DATASET RECORDS |
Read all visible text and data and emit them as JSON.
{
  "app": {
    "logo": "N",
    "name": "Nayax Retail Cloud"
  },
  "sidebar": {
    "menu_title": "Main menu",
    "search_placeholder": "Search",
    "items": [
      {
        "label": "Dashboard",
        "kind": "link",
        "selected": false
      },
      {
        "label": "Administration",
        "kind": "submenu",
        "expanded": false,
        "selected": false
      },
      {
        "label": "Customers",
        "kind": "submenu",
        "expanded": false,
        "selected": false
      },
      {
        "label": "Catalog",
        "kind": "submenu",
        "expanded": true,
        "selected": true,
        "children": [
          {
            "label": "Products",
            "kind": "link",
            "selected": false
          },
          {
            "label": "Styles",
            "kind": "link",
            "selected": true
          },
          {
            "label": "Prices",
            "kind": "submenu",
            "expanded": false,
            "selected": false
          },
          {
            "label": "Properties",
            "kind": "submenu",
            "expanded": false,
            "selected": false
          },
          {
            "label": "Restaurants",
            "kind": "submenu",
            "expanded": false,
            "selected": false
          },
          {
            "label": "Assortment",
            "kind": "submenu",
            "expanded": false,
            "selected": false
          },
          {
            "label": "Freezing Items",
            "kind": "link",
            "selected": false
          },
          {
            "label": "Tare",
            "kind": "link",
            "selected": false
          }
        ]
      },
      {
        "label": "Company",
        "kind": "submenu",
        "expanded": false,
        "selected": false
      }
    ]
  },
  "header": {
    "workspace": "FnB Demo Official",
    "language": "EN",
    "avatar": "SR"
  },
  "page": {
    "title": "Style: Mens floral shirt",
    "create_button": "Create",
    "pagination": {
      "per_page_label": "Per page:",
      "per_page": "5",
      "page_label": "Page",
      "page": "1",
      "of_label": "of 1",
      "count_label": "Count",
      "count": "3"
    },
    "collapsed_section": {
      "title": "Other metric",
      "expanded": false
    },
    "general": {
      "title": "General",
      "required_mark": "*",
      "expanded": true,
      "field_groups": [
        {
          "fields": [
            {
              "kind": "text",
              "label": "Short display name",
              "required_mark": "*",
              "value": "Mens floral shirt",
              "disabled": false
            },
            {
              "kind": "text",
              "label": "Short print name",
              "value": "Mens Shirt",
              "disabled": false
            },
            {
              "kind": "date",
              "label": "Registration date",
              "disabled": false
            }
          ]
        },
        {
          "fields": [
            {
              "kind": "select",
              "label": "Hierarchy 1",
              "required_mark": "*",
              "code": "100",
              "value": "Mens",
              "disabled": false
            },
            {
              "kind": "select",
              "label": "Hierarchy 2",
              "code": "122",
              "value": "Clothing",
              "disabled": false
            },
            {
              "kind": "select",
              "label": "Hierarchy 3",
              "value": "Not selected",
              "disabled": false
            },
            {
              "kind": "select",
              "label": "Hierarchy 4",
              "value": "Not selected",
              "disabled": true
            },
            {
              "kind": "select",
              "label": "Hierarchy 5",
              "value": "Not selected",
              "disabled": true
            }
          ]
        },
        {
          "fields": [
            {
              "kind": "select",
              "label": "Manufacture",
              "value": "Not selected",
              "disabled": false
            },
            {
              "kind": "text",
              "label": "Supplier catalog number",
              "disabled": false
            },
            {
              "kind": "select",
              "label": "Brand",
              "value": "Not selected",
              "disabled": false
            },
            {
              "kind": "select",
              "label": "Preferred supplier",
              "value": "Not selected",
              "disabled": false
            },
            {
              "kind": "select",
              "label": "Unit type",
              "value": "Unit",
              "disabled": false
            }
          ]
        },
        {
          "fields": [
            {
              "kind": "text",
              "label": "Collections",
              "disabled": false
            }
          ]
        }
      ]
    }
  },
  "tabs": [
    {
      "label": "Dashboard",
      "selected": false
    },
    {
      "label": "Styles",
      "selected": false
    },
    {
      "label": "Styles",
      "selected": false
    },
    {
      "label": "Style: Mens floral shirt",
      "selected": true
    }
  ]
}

---

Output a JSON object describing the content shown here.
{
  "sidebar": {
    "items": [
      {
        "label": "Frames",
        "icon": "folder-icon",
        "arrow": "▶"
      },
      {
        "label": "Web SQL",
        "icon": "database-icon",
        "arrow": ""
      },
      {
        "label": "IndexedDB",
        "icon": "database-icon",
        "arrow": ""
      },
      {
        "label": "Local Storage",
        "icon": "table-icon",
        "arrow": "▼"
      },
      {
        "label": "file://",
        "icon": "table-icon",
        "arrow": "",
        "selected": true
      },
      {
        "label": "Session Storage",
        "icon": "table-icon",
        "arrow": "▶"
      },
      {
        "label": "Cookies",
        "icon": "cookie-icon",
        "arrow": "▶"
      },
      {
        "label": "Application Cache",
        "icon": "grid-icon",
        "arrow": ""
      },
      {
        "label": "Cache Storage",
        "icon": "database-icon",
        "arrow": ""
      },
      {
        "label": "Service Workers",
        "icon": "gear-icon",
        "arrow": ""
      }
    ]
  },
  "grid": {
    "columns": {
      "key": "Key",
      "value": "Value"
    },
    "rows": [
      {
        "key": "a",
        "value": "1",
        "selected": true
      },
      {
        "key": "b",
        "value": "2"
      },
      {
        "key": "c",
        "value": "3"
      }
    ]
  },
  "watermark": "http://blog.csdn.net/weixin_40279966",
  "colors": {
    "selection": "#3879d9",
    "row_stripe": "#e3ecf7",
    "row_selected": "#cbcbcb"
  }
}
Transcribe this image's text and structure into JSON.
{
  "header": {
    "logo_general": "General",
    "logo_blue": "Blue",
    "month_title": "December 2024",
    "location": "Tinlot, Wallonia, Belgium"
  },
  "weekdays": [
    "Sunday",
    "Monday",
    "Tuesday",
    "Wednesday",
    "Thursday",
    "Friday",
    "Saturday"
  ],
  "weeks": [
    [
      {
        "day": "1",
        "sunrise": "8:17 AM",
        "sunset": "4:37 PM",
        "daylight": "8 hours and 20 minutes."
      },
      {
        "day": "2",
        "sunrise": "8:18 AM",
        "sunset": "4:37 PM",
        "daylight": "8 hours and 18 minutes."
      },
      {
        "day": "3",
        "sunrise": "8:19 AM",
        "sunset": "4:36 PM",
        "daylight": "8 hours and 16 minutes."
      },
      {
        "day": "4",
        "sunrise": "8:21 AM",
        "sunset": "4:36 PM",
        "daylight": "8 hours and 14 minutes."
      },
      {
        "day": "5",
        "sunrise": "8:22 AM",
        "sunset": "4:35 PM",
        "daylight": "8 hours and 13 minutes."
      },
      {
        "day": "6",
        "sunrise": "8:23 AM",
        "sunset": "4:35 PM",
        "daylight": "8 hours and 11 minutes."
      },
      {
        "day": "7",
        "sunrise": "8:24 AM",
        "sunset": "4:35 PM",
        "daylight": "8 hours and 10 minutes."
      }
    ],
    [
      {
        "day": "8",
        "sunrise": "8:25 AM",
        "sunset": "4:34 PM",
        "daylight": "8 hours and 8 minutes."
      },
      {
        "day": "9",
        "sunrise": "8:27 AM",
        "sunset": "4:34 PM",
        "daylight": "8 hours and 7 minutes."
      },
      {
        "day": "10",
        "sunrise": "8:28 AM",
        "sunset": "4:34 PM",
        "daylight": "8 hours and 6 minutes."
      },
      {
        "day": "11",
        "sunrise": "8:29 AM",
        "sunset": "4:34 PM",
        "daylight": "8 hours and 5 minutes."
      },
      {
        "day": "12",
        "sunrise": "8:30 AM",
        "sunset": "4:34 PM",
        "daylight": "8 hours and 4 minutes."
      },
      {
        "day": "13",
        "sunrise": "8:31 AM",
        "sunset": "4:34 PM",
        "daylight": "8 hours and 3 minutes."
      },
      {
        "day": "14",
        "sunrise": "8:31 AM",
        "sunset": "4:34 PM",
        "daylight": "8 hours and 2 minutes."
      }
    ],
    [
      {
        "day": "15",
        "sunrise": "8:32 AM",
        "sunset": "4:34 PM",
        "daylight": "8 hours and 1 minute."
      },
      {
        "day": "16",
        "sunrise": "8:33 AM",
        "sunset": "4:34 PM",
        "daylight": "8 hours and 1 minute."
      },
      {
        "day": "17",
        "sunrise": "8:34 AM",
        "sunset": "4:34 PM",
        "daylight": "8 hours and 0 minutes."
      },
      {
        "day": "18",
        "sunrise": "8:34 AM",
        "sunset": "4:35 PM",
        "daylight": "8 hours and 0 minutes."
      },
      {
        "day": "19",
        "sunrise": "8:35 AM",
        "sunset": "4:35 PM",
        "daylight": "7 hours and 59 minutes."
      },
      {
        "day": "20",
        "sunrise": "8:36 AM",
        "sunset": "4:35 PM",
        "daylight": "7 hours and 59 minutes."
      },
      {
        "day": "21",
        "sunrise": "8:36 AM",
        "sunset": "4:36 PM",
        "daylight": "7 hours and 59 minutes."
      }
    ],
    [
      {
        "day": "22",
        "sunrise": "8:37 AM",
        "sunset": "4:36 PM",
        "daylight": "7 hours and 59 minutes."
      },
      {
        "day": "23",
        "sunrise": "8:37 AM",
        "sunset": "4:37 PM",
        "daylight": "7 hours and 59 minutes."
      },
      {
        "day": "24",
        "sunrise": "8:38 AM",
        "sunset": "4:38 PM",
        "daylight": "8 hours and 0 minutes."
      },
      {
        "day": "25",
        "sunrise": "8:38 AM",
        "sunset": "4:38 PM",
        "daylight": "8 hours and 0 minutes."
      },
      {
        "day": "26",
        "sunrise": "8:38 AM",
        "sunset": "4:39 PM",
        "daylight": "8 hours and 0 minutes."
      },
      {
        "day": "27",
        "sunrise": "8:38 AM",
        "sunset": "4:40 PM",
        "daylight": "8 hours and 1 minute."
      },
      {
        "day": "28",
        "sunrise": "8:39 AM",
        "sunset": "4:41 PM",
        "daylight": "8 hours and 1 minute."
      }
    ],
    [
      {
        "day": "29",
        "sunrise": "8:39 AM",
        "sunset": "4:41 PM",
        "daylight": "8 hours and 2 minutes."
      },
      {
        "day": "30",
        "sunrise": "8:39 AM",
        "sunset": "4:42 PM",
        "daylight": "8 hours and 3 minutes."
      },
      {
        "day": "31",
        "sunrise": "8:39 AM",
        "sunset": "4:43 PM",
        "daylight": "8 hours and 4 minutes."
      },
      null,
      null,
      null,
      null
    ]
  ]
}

---

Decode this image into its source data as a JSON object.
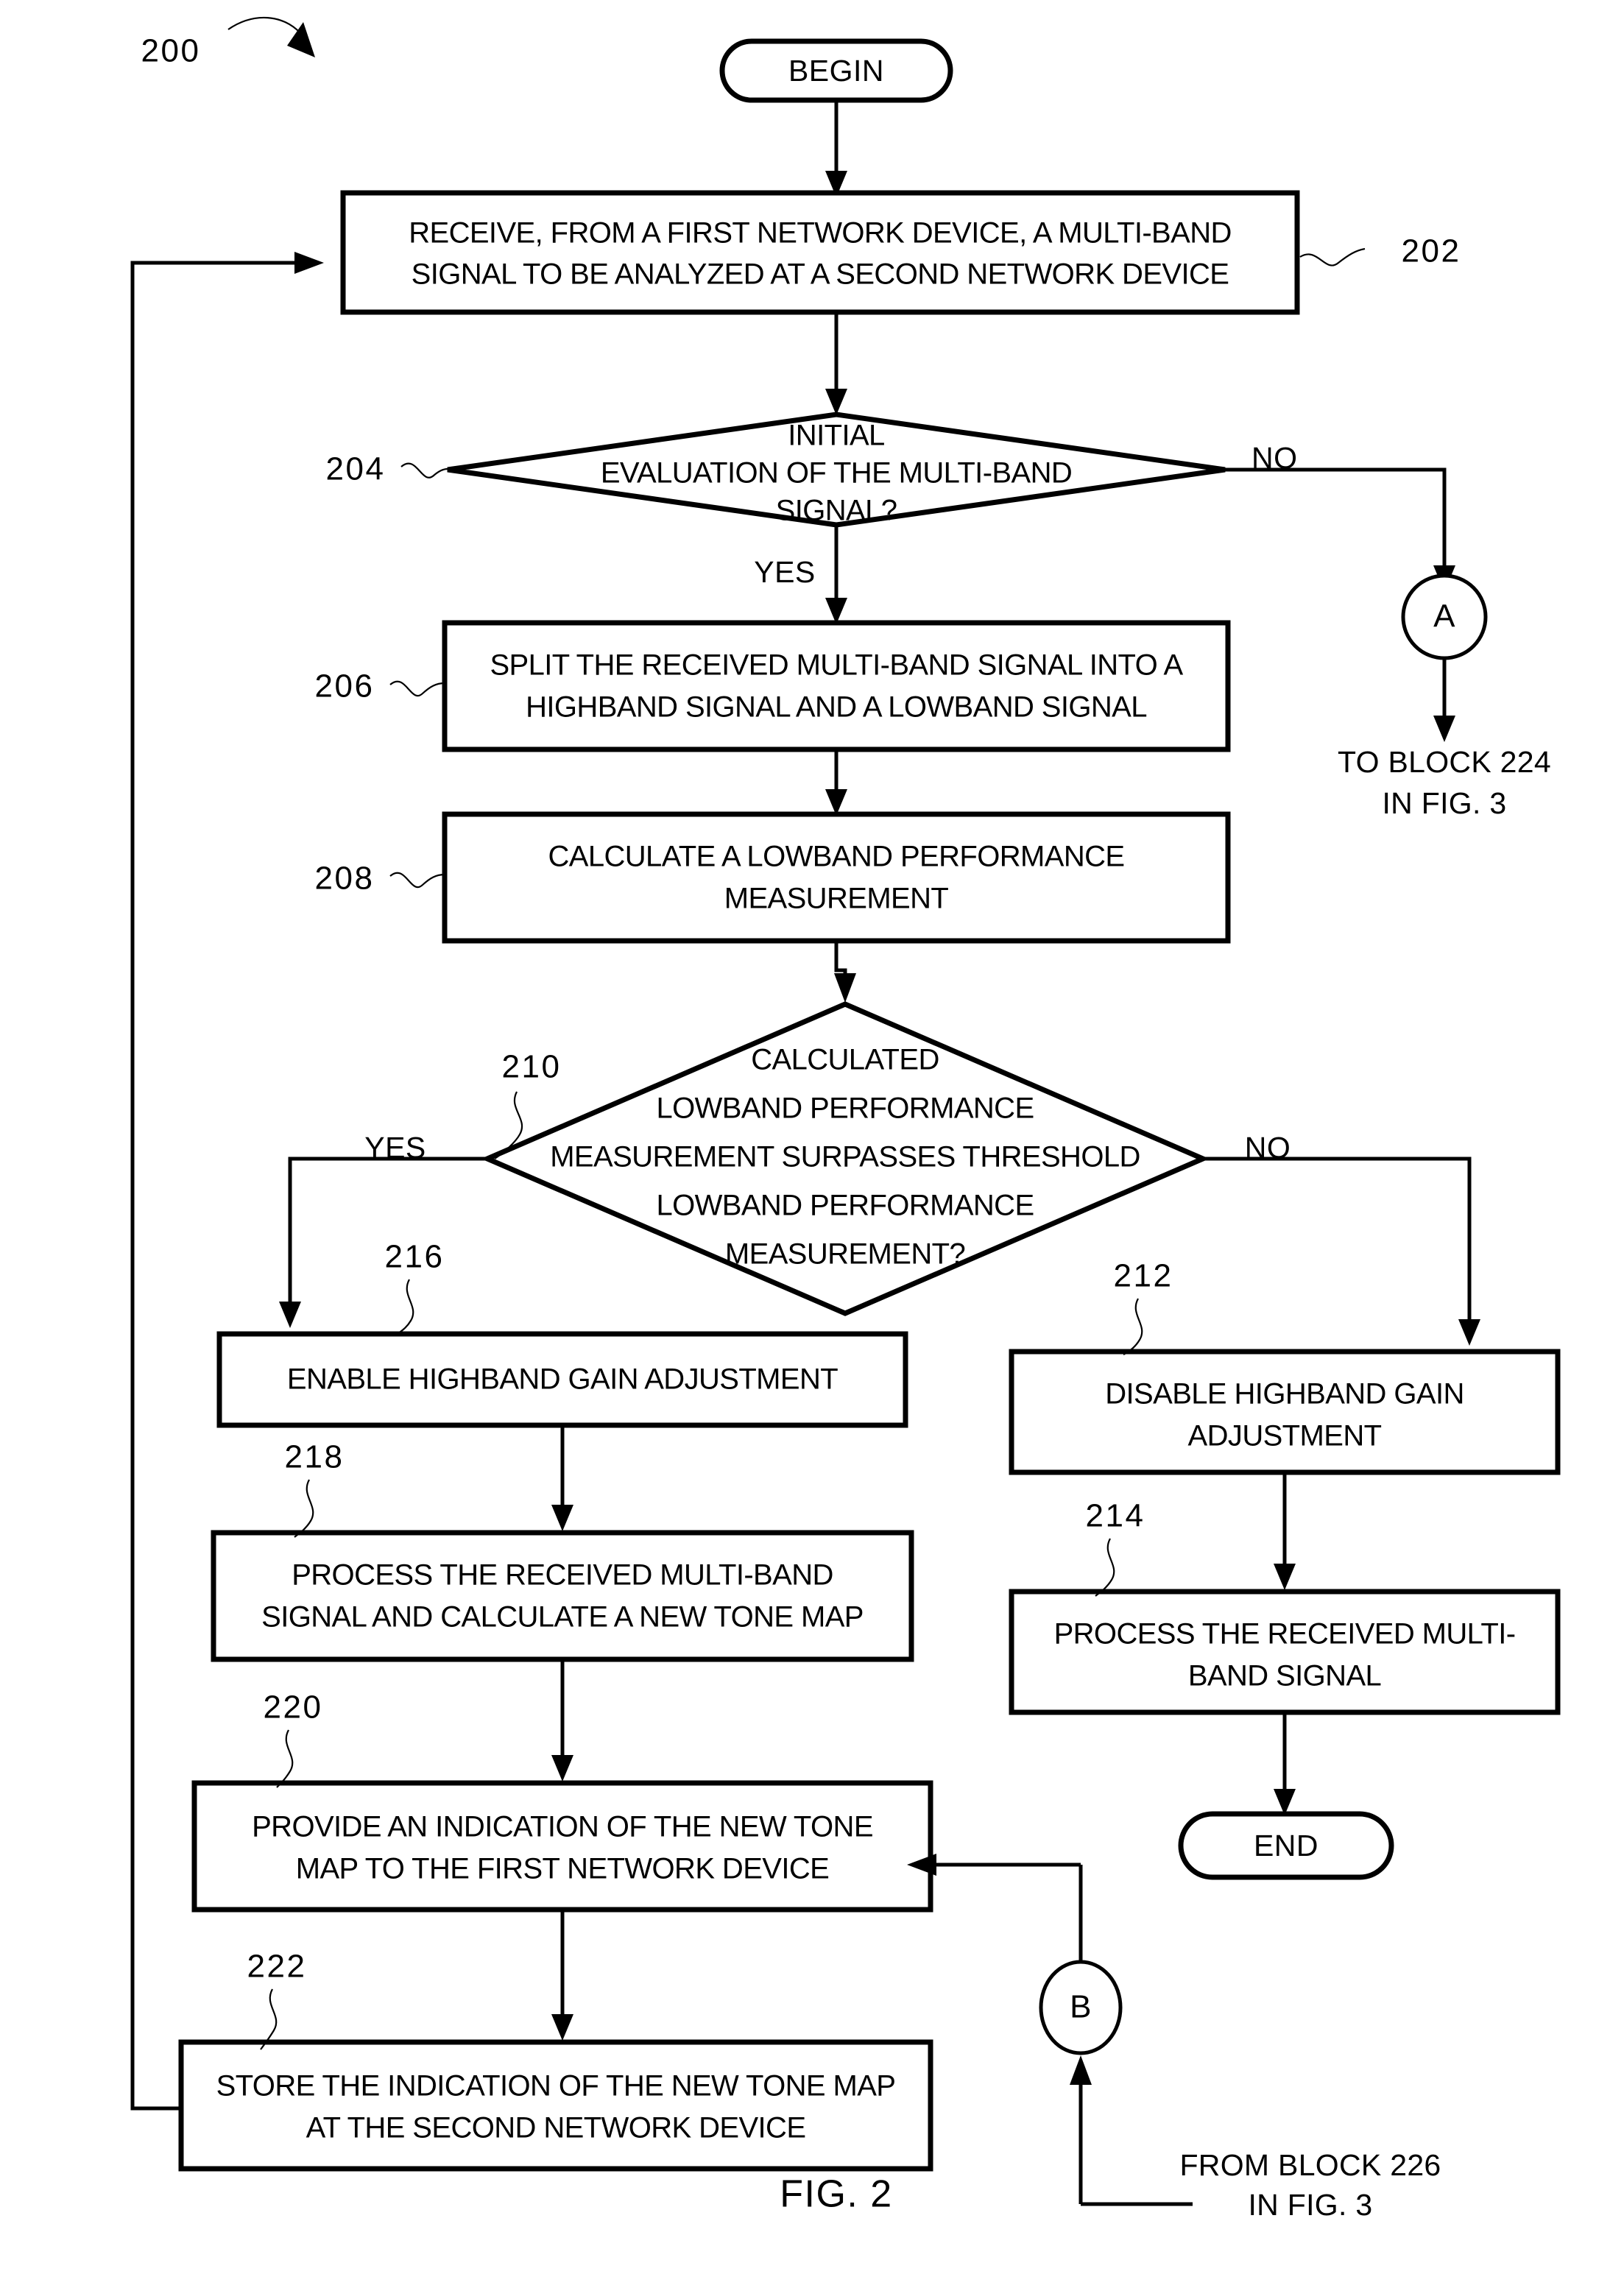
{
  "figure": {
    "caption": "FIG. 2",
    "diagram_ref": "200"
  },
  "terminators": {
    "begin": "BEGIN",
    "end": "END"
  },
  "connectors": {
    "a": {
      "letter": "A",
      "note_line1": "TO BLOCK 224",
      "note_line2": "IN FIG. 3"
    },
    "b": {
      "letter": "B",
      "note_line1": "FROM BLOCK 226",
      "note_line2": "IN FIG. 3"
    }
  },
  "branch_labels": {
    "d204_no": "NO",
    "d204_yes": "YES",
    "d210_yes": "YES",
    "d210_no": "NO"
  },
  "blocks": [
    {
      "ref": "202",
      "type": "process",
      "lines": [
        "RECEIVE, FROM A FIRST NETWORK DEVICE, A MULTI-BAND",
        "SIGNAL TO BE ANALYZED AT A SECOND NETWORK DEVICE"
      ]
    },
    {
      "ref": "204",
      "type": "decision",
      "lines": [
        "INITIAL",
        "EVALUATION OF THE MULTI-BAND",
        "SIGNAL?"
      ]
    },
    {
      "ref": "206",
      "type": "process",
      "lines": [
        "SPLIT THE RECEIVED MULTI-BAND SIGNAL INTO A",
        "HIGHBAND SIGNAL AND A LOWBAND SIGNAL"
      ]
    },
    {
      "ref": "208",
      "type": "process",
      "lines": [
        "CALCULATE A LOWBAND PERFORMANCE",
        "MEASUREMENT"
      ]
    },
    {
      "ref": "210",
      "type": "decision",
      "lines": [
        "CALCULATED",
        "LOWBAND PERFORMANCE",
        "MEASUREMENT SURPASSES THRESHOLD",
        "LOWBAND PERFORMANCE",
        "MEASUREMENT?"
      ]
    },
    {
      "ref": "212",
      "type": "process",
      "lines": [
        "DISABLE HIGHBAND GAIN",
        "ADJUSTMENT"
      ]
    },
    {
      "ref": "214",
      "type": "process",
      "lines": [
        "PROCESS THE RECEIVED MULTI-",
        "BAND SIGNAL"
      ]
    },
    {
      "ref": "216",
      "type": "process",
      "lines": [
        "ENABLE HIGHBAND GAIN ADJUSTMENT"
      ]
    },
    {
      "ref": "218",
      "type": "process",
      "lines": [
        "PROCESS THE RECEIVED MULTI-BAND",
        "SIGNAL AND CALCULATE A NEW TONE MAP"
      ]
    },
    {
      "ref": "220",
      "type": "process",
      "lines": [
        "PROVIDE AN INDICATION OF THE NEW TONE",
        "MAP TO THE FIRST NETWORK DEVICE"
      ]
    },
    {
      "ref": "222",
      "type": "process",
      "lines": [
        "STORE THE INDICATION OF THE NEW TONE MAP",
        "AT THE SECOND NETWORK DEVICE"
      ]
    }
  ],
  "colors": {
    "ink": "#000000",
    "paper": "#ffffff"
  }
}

PROBLEM DESCRIPTION |
Every line that holds the word "floral" should be extracted.

OUTPUT BELOW |
    "title": "Style: Mens floral shirt",
              "value": "Mens floral shirt",
      "label": "Style: Mens floral shirt",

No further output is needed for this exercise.